» **What the task requires**: Read the material below and count the lines holding the string "MEDICARE". Give that count with nothing added.

» **Given records**:
◇ ◇ ◇ ◇ ◇ ◇ ◇
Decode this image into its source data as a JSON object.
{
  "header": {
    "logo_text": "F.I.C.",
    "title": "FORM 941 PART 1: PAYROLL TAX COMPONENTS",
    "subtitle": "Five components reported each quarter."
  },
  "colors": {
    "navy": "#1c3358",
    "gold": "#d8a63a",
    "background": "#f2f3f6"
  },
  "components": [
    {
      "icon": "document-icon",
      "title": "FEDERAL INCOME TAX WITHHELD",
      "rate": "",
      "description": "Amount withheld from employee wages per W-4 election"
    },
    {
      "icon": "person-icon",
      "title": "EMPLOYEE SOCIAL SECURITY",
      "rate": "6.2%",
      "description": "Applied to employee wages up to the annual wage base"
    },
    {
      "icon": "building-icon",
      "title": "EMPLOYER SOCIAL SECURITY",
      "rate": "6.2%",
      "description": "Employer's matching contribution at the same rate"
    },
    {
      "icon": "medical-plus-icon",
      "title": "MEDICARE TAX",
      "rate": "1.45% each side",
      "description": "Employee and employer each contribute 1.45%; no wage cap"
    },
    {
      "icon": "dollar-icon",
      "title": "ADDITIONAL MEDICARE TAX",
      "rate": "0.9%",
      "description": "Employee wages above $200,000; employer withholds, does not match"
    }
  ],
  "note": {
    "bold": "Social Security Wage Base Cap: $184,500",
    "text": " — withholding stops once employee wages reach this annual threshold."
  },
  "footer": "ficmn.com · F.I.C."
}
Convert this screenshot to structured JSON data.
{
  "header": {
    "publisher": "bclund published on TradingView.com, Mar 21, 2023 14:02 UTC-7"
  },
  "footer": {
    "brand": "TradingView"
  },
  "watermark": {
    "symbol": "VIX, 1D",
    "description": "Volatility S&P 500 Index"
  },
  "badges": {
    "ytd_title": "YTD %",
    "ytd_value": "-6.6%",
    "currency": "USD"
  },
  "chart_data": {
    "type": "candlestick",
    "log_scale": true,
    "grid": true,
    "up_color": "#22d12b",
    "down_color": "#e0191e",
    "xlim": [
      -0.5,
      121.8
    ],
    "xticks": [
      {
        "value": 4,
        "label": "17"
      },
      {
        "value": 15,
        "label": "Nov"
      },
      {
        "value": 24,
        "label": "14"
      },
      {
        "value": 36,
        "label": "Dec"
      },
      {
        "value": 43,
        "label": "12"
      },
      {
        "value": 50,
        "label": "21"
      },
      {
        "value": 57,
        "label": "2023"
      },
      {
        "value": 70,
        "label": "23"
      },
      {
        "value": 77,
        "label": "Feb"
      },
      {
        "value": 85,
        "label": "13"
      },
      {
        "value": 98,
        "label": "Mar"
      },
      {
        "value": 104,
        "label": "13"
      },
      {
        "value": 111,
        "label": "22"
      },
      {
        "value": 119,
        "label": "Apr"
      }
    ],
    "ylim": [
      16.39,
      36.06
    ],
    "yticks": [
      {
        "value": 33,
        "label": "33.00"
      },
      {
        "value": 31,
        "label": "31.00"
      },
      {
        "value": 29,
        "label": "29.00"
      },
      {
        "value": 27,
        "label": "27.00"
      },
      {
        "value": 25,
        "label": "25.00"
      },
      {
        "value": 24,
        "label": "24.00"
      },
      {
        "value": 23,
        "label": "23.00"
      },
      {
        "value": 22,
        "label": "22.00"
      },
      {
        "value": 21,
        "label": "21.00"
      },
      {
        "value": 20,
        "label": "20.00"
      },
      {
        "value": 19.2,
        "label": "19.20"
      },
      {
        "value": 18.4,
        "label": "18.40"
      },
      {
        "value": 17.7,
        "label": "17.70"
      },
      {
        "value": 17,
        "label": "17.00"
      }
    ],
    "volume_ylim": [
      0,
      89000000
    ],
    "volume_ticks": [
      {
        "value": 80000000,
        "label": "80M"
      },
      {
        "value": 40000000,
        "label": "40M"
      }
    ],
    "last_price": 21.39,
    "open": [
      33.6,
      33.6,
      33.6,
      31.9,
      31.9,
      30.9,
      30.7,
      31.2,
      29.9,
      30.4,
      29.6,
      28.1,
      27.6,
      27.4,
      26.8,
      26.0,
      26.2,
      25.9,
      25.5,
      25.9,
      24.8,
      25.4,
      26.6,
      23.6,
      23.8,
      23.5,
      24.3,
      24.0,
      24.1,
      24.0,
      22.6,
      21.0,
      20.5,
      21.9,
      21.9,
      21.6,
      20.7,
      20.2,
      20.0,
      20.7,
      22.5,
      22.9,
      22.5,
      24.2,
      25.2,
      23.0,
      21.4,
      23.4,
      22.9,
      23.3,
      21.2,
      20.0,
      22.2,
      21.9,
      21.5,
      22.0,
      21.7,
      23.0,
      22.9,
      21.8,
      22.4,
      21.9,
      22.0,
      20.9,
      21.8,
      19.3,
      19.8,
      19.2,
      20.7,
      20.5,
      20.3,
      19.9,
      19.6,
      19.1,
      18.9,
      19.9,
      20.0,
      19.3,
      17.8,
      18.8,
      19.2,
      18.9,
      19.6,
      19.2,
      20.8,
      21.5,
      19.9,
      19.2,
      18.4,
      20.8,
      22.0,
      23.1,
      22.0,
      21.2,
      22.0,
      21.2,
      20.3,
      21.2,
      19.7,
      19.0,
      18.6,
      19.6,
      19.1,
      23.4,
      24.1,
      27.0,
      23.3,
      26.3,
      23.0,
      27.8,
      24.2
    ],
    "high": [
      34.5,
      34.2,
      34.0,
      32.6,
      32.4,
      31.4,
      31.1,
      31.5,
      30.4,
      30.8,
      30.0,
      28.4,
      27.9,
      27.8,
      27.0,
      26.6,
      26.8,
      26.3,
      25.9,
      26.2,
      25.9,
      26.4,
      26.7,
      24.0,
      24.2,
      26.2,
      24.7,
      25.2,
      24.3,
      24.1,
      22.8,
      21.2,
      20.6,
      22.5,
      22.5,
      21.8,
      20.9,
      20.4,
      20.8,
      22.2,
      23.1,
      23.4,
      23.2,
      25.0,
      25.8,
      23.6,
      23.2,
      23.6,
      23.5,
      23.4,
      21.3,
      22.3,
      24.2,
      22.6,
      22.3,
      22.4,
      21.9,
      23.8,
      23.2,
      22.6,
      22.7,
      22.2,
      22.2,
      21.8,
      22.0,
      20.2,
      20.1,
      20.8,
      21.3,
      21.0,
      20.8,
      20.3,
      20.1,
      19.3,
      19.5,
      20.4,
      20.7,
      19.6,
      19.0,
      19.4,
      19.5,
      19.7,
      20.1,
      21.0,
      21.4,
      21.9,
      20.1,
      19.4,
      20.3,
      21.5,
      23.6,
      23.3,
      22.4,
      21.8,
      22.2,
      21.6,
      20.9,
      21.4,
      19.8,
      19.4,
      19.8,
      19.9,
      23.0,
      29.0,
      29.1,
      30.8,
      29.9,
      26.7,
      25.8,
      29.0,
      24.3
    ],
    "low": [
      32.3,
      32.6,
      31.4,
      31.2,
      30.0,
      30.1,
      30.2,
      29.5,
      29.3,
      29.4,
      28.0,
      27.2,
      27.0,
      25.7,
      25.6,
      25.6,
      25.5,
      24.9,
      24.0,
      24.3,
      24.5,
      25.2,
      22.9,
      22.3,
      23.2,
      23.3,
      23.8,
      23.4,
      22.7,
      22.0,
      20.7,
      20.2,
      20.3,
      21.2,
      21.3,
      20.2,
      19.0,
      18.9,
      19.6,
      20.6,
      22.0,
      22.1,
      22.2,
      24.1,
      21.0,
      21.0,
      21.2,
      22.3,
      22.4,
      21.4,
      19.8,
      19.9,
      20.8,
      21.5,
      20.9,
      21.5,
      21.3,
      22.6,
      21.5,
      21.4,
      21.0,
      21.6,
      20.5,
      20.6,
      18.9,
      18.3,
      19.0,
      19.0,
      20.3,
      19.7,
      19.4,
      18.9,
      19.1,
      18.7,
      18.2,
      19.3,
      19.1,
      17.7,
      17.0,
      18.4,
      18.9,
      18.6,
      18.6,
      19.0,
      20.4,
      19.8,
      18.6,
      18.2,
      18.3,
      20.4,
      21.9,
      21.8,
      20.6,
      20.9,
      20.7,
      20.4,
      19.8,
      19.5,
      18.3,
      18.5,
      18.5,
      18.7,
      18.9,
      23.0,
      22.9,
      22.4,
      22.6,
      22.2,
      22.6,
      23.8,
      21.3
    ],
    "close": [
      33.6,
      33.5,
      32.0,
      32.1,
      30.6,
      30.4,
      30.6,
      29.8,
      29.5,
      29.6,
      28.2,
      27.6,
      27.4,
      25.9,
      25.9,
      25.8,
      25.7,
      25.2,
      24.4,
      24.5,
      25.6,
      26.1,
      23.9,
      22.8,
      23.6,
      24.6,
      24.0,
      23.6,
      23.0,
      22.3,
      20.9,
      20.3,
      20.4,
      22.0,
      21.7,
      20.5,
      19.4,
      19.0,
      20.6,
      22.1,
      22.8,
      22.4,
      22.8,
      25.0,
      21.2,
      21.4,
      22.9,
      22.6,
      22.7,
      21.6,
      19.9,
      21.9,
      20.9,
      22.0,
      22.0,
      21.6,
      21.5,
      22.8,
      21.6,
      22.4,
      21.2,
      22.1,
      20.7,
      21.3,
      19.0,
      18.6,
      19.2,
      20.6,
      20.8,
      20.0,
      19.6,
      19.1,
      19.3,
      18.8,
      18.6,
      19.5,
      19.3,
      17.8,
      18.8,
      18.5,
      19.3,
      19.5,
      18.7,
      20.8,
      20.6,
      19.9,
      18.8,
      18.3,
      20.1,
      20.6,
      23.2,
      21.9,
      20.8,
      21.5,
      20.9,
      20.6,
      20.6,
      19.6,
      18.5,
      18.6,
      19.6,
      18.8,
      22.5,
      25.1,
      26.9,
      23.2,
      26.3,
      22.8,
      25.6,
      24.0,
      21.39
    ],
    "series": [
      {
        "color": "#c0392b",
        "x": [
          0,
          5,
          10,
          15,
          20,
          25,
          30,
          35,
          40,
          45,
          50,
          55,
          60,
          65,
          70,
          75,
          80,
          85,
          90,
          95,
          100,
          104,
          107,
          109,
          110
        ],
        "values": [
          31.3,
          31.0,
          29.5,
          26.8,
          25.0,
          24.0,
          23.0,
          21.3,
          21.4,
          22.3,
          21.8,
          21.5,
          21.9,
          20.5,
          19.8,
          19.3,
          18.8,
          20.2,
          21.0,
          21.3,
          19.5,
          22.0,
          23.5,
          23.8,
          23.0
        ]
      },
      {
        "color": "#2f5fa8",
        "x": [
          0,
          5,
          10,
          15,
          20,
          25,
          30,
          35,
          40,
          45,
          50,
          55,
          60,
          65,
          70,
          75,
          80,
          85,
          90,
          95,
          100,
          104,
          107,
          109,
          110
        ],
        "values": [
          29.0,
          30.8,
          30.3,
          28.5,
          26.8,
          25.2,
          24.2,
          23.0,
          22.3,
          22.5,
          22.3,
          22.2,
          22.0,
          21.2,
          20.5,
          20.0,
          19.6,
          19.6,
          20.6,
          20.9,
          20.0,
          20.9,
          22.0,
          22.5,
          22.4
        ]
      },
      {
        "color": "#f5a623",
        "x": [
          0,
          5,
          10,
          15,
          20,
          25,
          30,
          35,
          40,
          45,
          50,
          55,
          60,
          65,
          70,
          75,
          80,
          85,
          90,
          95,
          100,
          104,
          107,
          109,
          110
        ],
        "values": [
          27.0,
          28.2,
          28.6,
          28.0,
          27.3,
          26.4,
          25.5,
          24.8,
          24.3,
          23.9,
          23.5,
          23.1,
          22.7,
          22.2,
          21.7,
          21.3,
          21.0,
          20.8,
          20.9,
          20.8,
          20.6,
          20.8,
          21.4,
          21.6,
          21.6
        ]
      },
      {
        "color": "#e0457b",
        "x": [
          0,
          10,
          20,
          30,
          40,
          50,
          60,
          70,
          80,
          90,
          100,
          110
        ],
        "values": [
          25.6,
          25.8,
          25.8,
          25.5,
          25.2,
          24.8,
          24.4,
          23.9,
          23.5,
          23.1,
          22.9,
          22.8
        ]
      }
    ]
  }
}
◇ ◇ ◇ ◇ ◇ ◇ ◇
» **Solution to the exercise**: 2